Extract all of the entries and give them again, word for word.

-- START LISTED ENTRIES --

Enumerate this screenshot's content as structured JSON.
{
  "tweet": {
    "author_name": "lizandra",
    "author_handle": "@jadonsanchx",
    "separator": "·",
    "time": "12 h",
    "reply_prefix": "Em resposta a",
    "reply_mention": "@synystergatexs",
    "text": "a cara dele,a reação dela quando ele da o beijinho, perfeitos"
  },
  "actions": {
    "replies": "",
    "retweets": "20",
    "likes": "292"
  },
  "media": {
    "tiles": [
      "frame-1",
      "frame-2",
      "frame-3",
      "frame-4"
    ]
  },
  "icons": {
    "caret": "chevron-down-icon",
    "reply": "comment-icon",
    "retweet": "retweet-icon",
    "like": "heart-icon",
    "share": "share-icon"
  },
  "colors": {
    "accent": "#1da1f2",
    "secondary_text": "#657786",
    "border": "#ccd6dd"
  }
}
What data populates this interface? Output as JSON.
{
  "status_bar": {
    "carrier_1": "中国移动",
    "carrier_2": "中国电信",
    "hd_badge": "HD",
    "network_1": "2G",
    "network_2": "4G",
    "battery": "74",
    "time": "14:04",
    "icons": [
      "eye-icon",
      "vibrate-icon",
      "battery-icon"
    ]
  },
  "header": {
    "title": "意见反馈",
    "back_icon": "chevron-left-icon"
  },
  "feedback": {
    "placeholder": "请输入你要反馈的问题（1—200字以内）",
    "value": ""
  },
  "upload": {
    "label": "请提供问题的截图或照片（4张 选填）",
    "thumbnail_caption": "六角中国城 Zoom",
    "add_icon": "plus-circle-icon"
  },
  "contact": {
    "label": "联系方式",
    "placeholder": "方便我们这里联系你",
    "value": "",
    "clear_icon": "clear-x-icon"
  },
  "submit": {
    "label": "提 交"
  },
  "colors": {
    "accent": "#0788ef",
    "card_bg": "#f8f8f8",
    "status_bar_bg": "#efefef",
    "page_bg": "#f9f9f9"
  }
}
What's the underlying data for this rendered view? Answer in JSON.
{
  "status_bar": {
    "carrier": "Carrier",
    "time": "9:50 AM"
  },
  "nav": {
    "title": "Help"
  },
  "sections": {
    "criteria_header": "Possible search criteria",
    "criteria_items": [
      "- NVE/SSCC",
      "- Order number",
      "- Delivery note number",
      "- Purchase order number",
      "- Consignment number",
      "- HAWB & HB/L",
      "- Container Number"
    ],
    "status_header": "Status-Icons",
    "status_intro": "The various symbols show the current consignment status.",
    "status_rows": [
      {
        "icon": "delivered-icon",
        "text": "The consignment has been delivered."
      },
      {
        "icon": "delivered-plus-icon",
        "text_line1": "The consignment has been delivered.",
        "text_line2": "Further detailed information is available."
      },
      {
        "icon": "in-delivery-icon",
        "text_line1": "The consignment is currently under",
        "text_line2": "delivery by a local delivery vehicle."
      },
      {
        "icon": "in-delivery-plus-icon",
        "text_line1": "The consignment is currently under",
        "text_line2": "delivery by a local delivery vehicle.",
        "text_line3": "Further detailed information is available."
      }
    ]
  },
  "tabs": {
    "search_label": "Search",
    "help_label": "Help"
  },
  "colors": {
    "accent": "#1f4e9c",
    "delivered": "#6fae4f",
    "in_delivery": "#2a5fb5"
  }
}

-- END LISTED ENTRIES --

→ THE COMPLETED TASK:
Enumerate this screenshot's content as structured JSON.
{
  "tweet": {
    "author_name": "lizandra",
    "author_handle": "@jadonsanchx",
    "separator": "·",
    "time": "12 h",
    "reply_prefix": "Em resposta a",
    "reply_mention": "@synystergatexs",
    "text": "a cara dele,a reação dela quando ele da o beijinho, perfeitos"
  },
  "actions": {
    "replies": "",
    "retweets": "20",
    "likes": "292"
  },
  "media": {
    "tiles": [
      "frame-1",
      "frame-2",
      "frame-3",
      "frame-4"
    ]
  },
  "icons": {
    "caret": "chevron-down-icon",
    "reply": "comment-icon",
    "retweet": "retweet-icon",
    "like": "heart-icon",
    "share": "share-icon"
  },
  "colors": {
    "accent": "#1da1f2",
    "secondary_text": "#657786",
    "border": "#ccd6dd"
  }
}
What data populates this interface? Output as JSON.
{
  "status_bar": {
    "carrier_1": "中国移动",
    "carrier_2": "中国电信",
    "hd_badge": "HD",
    "network_1": "2G",
    "network_2": "4G",
    "battery": "74",
    "time": "14:04",
    "icons": [
      "eye-icon",
      "vibrate-icon",
      "battery-icon"
    ]
  },
  "header": {
    "title": "意见反馈",
    "back_icon": "chevron-left-icon"
  },
  "feedback": {
    "placeholder": "请输入你要反馈的问题（1—200字以内）",
    "value": ""
  },
  "upload": {
    "label": "请提供问题的截图或照片（4张 选填）",
    "thumbnail_caption": "六角中国城 Zoom",
    "add_icon": "plus-circle-icon"
  },
  "contact": {
    "label": "联系方式",
    "placeholder": "方便我们这里联系你",
    "value": "",
    "clear_icon": "clear-x-icon"
  },
  "submit": {
    "label": "提 交"
  },
  "colors": {
    "accent": "#0788ef",
    "card_bg": "#f8f8f8",
    "status_bar_bg": "#efefef",
    "page_bg": "#f9f9f9"
  }
}
What's the underlying data for this rendered view? Answer in JSON.
{
  "status_bar": {
    "carrier": "Carrier",
    "time": "9:50 AM"
  },
  "nav": {
    "title": "Help"
  },
  "sections": {
    "criteria_header": "Possible search criteria",
    "criteria_items": [
      "- NVE/SSCC",
      "- Order number",
      "- Delivery note number",
      "- Purchase order number",
      "- Consignment number",
      "- HAWB & HB/L",
      "- Container Number"
    ],
    "status_header": "Status-Icons",
    "status_intro": "The various symbols show the current consignment status.",
    "status_rows": [
      {
        "icon": "delivered-icon",
        "text": "The consignment has been delivered."
      },
      {
        "icon": "delivered-plus-icon",
        "text_line1": "The consignment has been delivered.",
        "text_line2": "Further detailed information is available."
      },
      {
        "icon": "in-delivery-icon",
        "text_line1": "The consignment is currently under",
        "text_line2": "delivery by a local delivery vehicle."
      },
      {
        "icon": "in-delivery-plus-icon",
        "text_line1": "The consignment is currently under",
        "text_line2": "delivery by a local delivery vehicle.",
        "text_line3": "Further detailed information is available."
      }
    ]
  },
  "tabs": {
    "search_label": "Search",
    "help_label": "Help"
  },
  "colors": {
    "accent": "#1f4e9c",
    "delivered": "#6fae4f",
    "in_delivery": "#2a5fb5"
  }
}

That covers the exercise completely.